**Set task:**
Copy every line of the data that contains the string "JSON".

**Listed records:**
⟨

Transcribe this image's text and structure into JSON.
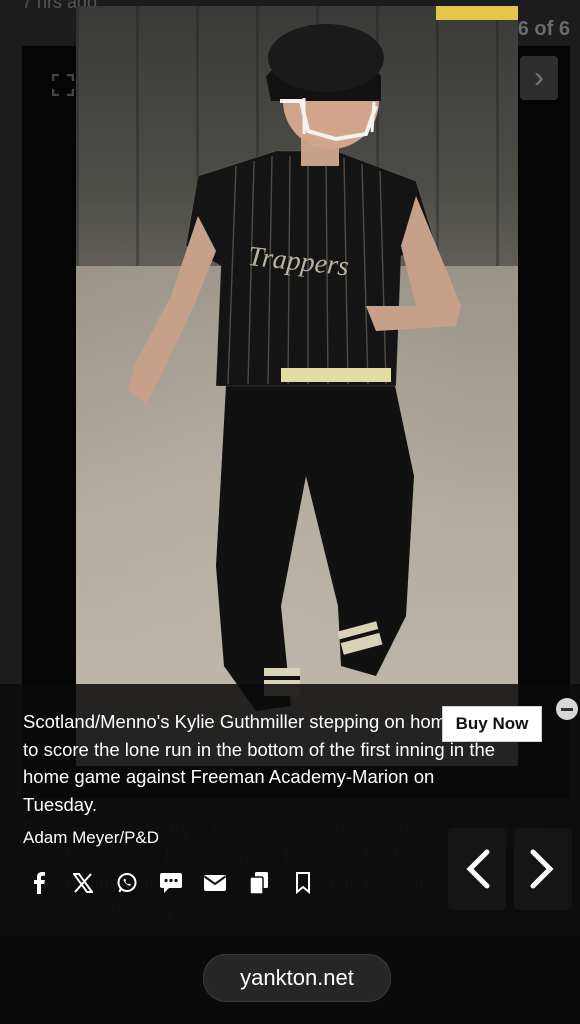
{
  "background": {
    "top_text": "7 hrs ago",
    "counter": "6 of 6",
    "next_glyph": "›"
  },
  "photo": {
    "jersey_text": "Trappers"
  },
  "caption": {
    "text": "Scotland/Menno's Kylie Guthmiller stepping on home plate to score the lone run in the bottom of the first inning in the home game against Freeman Academy-Marion on Tuesday.",
    "credit": "Adam Meyer/P&D",
    "buy_label": "Buy Now"
  },
  "share_icons": [
    "facebook-icon",
    "x-icon",
    "whatsapp-icon",
    "sms-icon",
    "email-icon",
    "copy-icon",
    "bookmark-icon"
  ],
  "footer": {
    "url": "yankton.net"
  },
  "colors": {
    "overlay": "#0a0a0a",
    "button_bg": "#ffffff",
    "accent_yellow": "#e5c64d"
  }
}
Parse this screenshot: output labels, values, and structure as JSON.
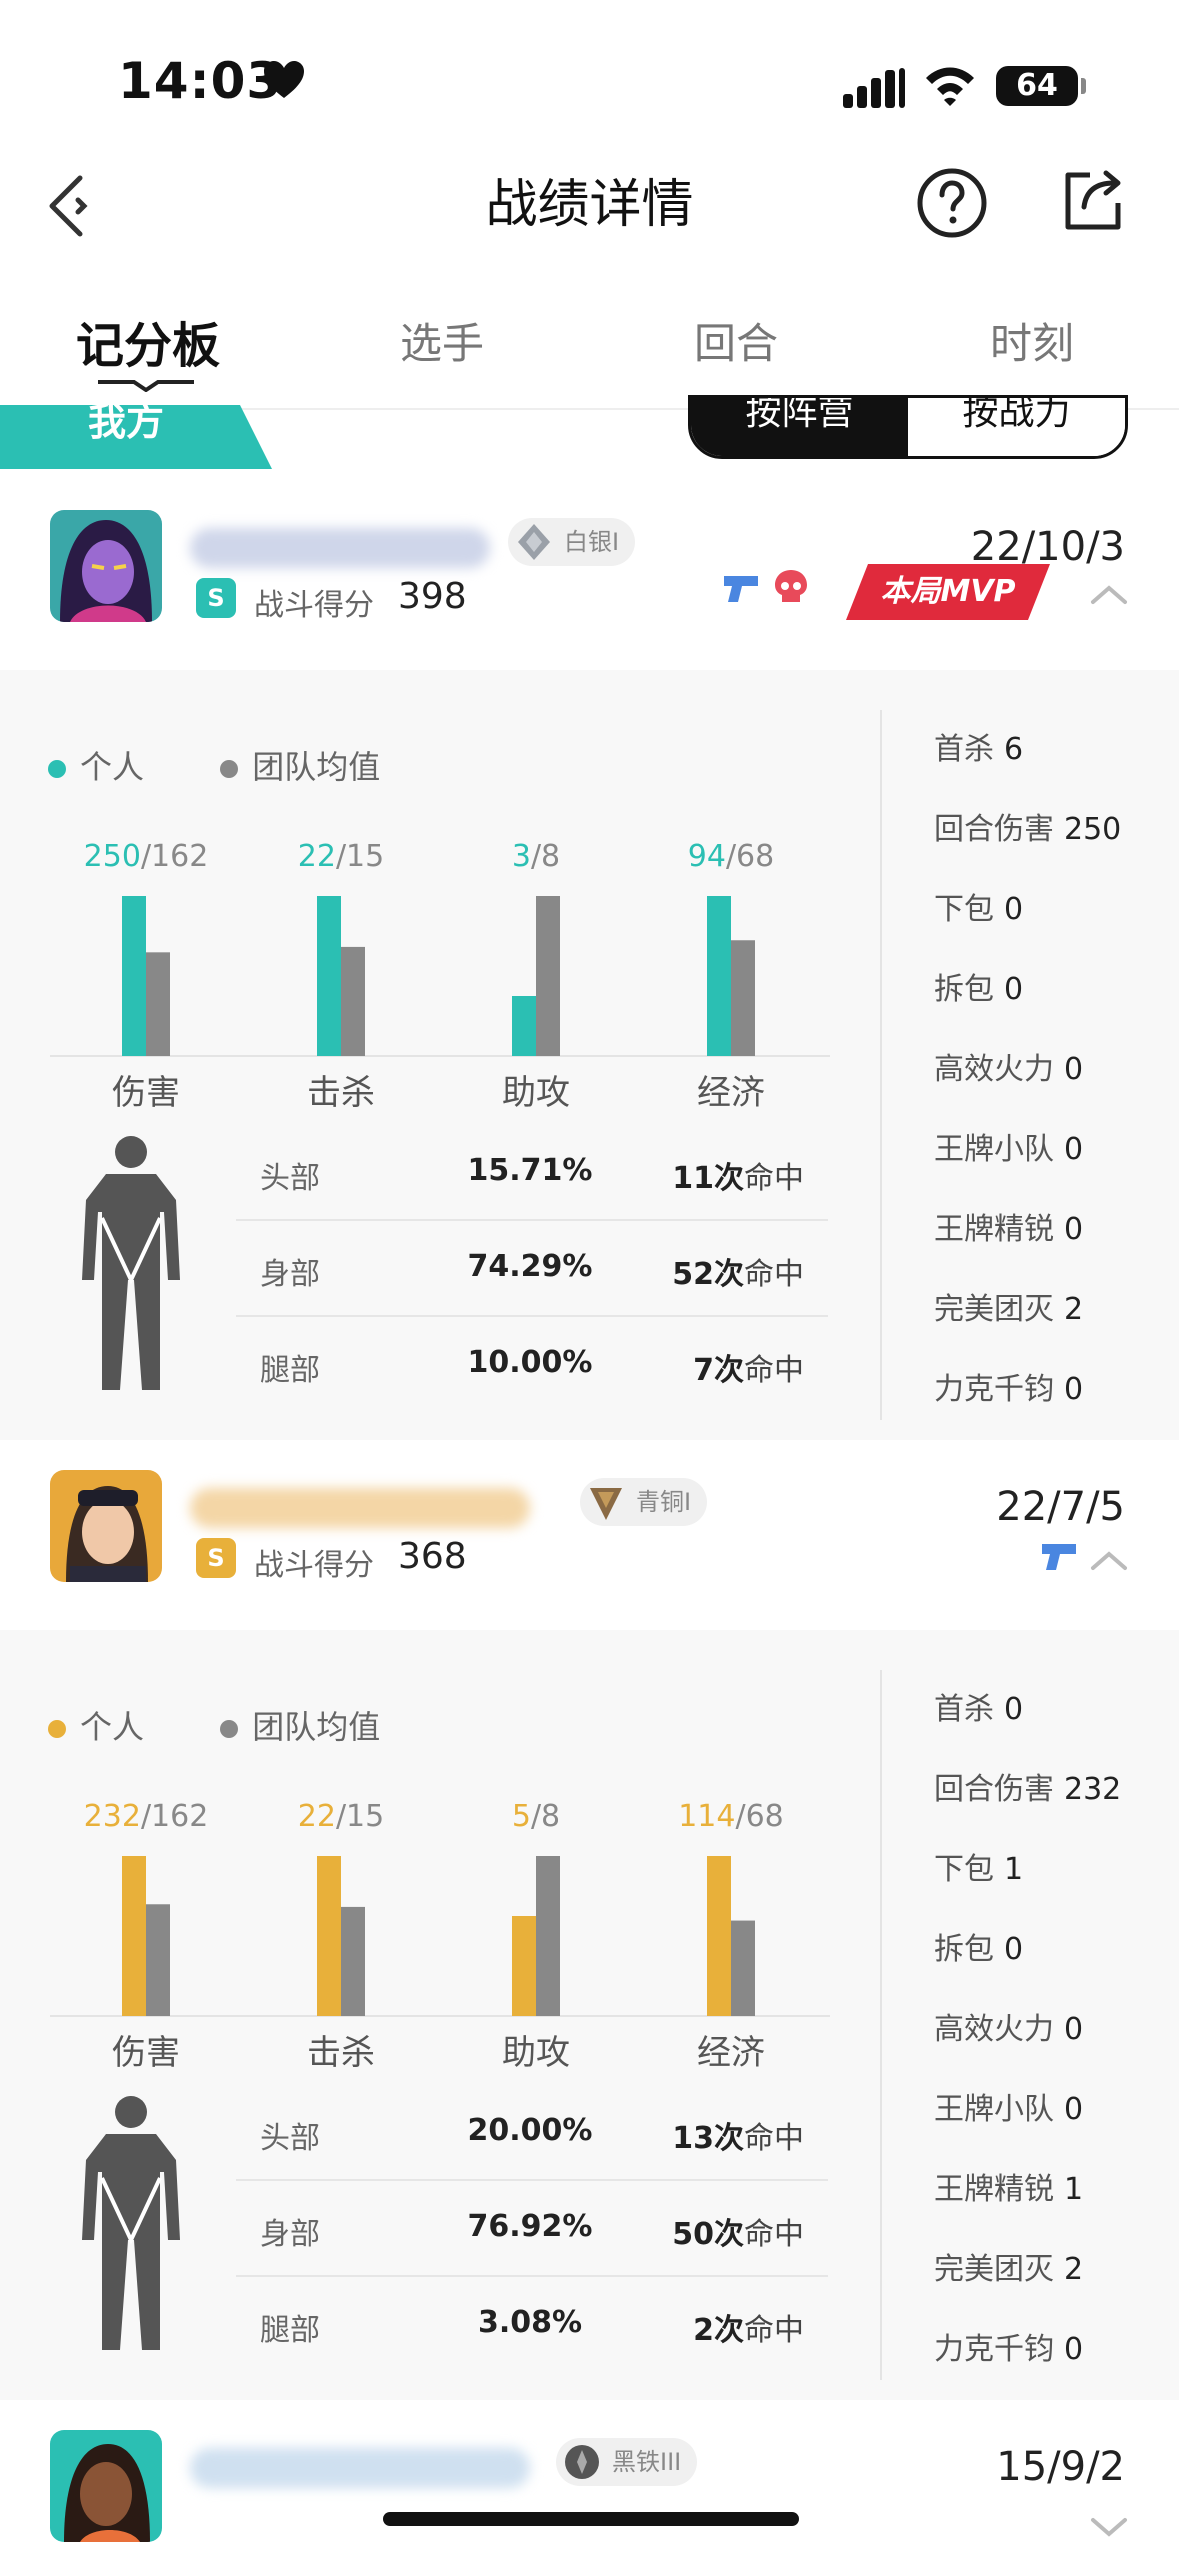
{
  "status_bar": {
    "time": "14:03",
    "battery": "64"
  },
  "header": {
    "title": "战绩详情"
  },
  "tabs": [
    {
      "label": "记分板",
      "active": true
    },
    {
      "label": "选手",
      "active": false
    },
    {
      "label": "回合",
      "active": false
    },
    {
      "label": "时刻",
      "active": false
    }
  ],
  "team_label": "我方",
  "sort_toggle": {
    "option_a": "按阵营",
    "option_b": "按战力",
    "selected": "按阵营"
  },
  "players": [
    {
      "rank": "白银I",
      "score_label": "战斗得分",
      "score": "398",
      "kda": "22/10/3",
      "mvp_badge": "本局MVP",
      "accent": "#2bbfb3",
      "legend_personal": "个人",
      "legend_team": "团队均值",
      "bars": [
        {
          "label": "伤害",
          "personal": 250,
          "team": 162,
          "personal_text": "250",
          "team_text": "/162"
        },
        {
          "label": "击杀",
          "personal": 22,
          "team": 15,
          "personal_text": "22",
          "team_text": "/15"
        },
        {
          "label": "助攻",
          "personal": 3,
          "team": 8,
          "personal_text": "3",
          "team_text": "/8"
        },
        {
          "label": "经济",
          "personal": 94,
          "team": 68,
          "personal_text": "94",
          "team_text": "/68"
        }
      ],
      "hits": [
        {
          "part": "头部",
          "pct": "15.71%",
          "count": "11",
          "count_unit": "次",
          "suffix": "命中"
        },
        {
          "part": "身部",
          "pct": "74.29%",
          "count": "52",
          "count_unit": "次",
          "suffix": "命中"
        },
        {
          "part": "腿部",
          "pct": "10.00%",
          "count": "7",
          "count_unit": "次",
          "suffix": "命中"
        }
      ],
      "stats": [
        {
          "label": "首杀",
          "value": "6"
        },
        {
          "label": "回合伤害",
          "value": "250"
        },
        {
          "label": "下包",
          "value": "0"
        },
        {
          "label": "拆包",
          "value": "0"
        },
        {
          "label": "高效火力",
          "value": "0"
        },
        {
          "label": "王牌小队",
          "value": "0"
        },
        {
          "label": "王牌精锐",
          "value": "0"
        },
        {
          "label": "完美团灭",
          "value": "2"
        },
        {
          "label": "力克千钧",
          "value": "0"
        }
      ]
    },
    {
      "rank": "青铜I",
      "score_label": "战斗得分",
      "score": "368",
      "kda": "22/7/5",
      "accent": "#e8b03a",
      "legend_personal": "个人",
      "legend_team": "团队均值",
      "bars": [
        {
          "label": "伤害",
          "personal": 232,
          "team": 162,
          "personal_text": "232",
          "team_text": "/162"
        },
        {
          "label": "击杀",
          "personal": 22,
          "team": 15,
          "personal_text": "22",
          "team_text": "/15"
        },
        {
          "label": "助攻",
          "personal": 5,
          "team": 8,
          "personal_text": "5",
          "team_text": "/8"
        },
        {
          "label": "经济",
          "personal": 114,
          "team": 68,
          "personal_text": "114",
          "team_text": "/68"
        }
      ],
      "hits": [
        {
          "part": "头部",
          "pct": "20.00%",
          "count": "13",
          "count_unit": "次",
          "suffix": "命中"
        },
        {
          "part": "身部",
          "pct": "76.92%",
          "count": "50",
          "count_unit": "次",
          "suffix": "命中"
        },
        {
          "part": "腿部",
          "pct": "3.08%",
          "count": "2",
          "count_unit": "次",
          "suffix": "命中"
        }
      ],
      "stats": [
        {
          "label": "首杀",
          "value": "0"
        },
        {
          "label": "回合伤害",
          "value": "232"
        },
        {
          "label": "下包",
          "value": "1"
        },
        {
          "label": "拆包",
          "value": "0"
        },
        {
          "label": "高效火力",
          "value": "0"
        },
        {
          "label": "王牌小队",
          "value": "0"
        },
        {
          "label": "王牌精锐",
          "value": "1"
        },
        {
          "label": "完美团灭",
          "value": "2"
        },
        {
          "label": "力克千钧",
          "value": "0"
        }
      ]
    },
    {
      "rank": "黑铁III",
      "kda": "15/9/2"
    }
  ]
}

⟩

**Response to this task:**
Transcribe this image's text and structure into JSON.
Parse this screenshot: output labels, values, and structure as JSON.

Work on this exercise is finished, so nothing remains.